╭─ LISTED ENTRIES
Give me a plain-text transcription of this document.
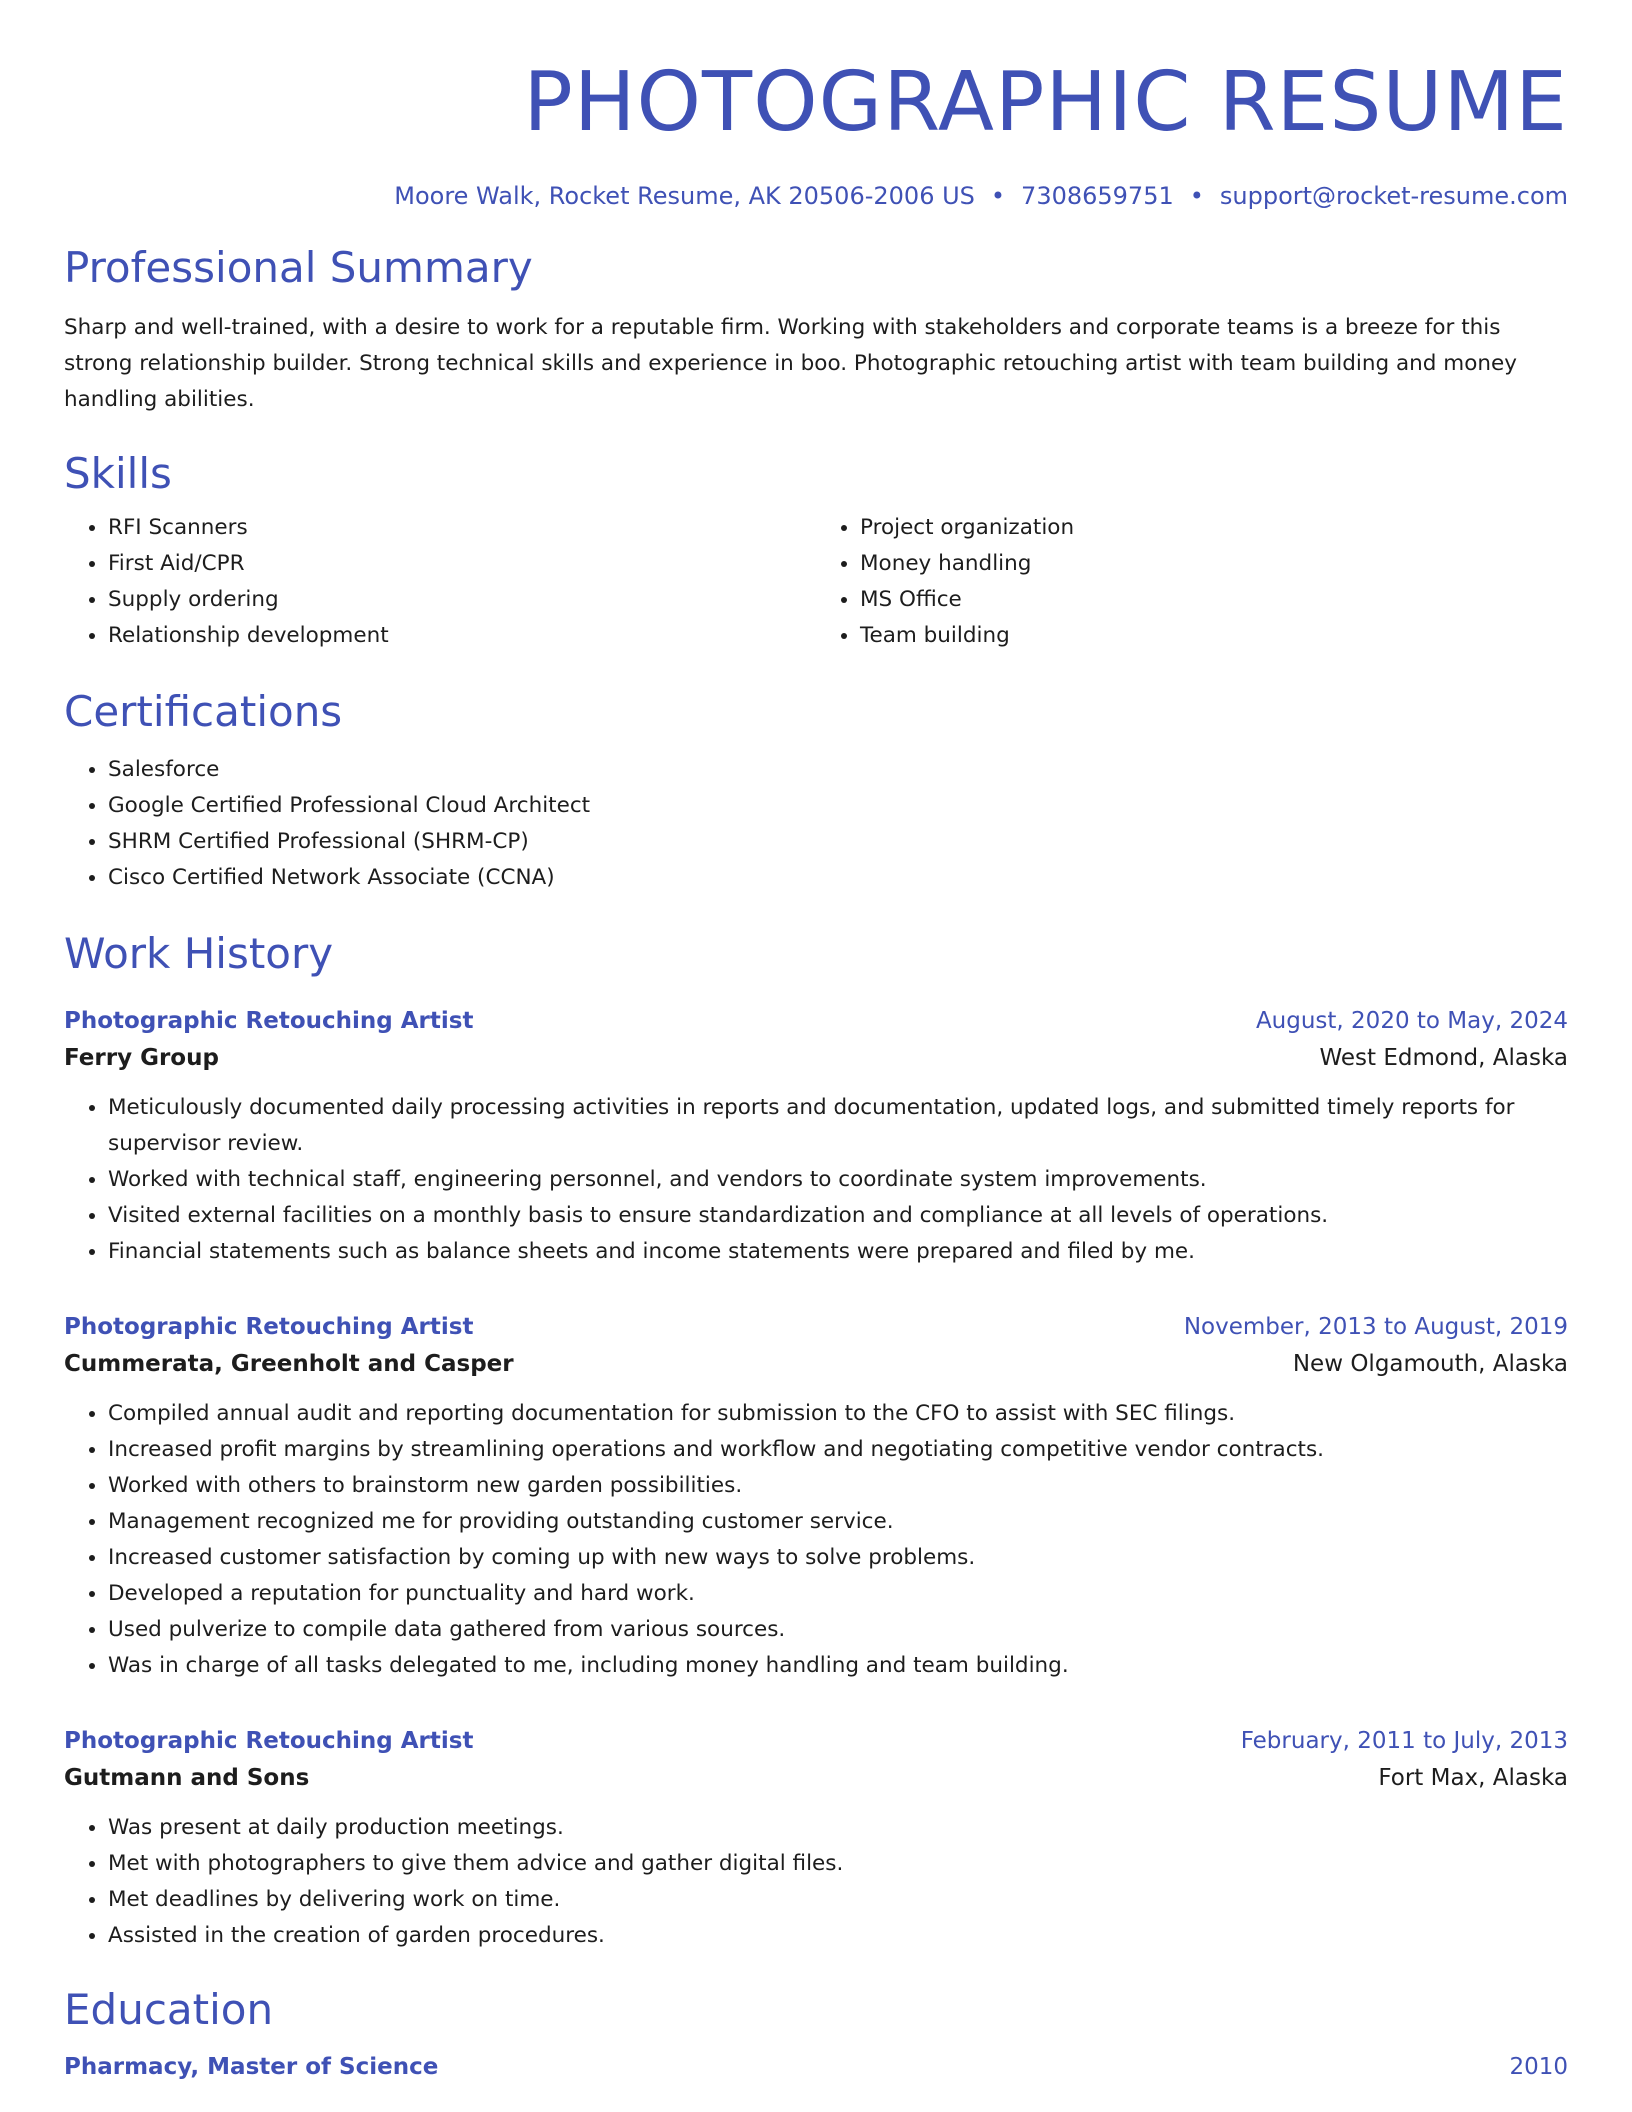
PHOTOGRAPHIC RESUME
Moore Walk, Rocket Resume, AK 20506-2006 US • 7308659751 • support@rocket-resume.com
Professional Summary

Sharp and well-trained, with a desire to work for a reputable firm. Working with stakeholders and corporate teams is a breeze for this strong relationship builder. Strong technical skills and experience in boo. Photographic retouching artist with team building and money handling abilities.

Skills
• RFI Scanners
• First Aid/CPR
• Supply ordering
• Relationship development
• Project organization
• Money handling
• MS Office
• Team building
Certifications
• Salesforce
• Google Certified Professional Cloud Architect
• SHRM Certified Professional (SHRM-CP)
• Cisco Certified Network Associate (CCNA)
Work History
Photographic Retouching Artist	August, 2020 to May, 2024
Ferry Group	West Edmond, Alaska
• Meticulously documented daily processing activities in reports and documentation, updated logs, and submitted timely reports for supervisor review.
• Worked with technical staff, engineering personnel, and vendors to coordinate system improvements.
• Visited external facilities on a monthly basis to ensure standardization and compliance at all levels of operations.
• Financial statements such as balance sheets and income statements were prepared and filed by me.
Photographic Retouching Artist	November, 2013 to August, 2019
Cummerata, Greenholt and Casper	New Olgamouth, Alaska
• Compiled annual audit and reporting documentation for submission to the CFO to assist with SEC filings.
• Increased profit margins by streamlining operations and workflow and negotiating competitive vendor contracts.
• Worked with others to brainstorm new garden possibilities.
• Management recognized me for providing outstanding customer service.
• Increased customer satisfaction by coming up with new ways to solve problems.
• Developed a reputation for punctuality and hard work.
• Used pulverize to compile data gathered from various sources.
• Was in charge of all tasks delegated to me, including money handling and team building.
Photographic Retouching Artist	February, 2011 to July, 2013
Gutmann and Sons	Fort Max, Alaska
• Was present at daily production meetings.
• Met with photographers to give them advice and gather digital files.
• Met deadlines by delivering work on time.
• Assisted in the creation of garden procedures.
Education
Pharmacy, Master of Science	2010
╰─
╭─ LISTED ENTRIES
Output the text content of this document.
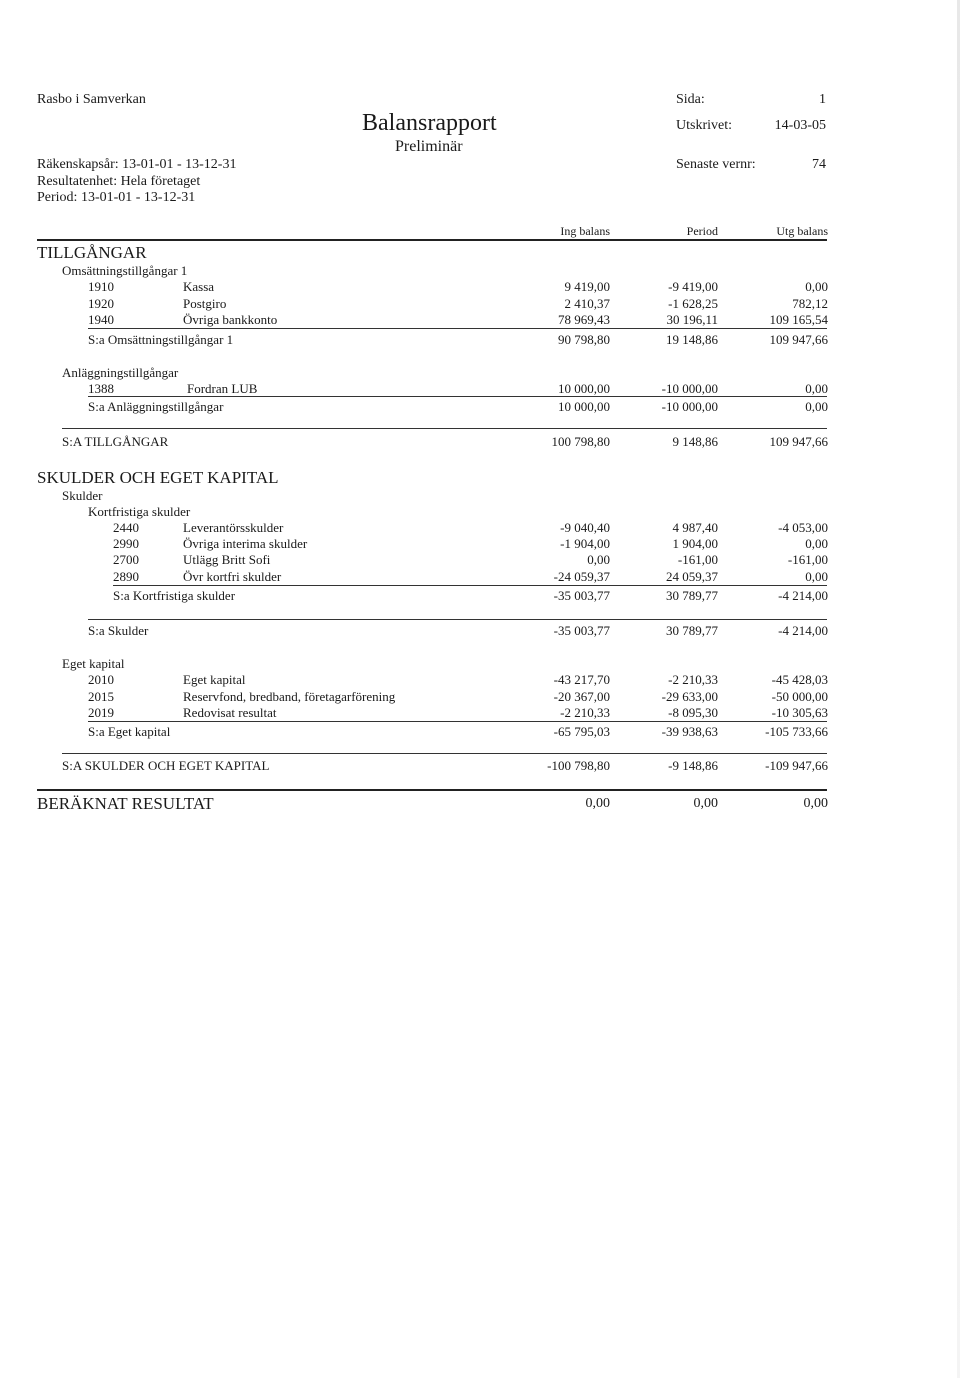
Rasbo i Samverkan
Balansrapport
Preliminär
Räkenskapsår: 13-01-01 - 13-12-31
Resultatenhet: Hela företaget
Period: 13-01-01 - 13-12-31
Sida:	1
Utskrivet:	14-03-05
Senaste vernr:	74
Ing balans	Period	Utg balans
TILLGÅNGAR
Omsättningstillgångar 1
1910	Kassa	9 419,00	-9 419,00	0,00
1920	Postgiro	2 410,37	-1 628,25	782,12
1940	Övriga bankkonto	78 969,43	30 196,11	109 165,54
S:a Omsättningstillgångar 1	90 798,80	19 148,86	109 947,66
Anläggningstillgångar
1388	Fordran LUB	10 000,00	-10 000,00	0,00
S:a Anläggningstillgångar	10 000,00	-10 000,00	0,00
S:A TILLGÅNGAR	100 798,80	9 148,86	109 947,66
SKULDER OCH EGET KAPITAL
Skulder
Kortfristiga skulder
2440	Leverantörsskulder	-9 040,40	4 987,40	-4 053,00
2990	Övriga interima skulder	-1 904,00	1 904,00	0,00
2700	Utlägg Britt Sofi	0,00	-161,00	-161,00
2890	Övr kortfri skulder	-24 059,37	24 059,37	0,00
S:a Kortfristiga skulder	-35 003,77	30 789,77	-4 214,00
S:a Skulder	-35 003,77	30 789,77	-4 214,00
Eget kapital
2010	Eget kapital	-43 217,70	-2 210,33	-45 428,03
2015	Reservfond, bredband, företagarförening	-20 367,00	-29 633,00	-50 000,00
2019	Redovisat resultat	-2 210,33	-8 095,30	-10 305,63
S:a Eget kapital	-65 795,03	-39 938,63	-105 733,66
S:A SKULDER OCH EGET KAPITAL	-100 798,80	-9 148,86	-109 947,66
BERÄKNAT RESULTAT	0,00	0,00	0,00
╰─
**WHAT IS BEING ASKED:** Provide only the count of lines in the data above that include the string "customer".

**WRITTEN SOLUTION:** 2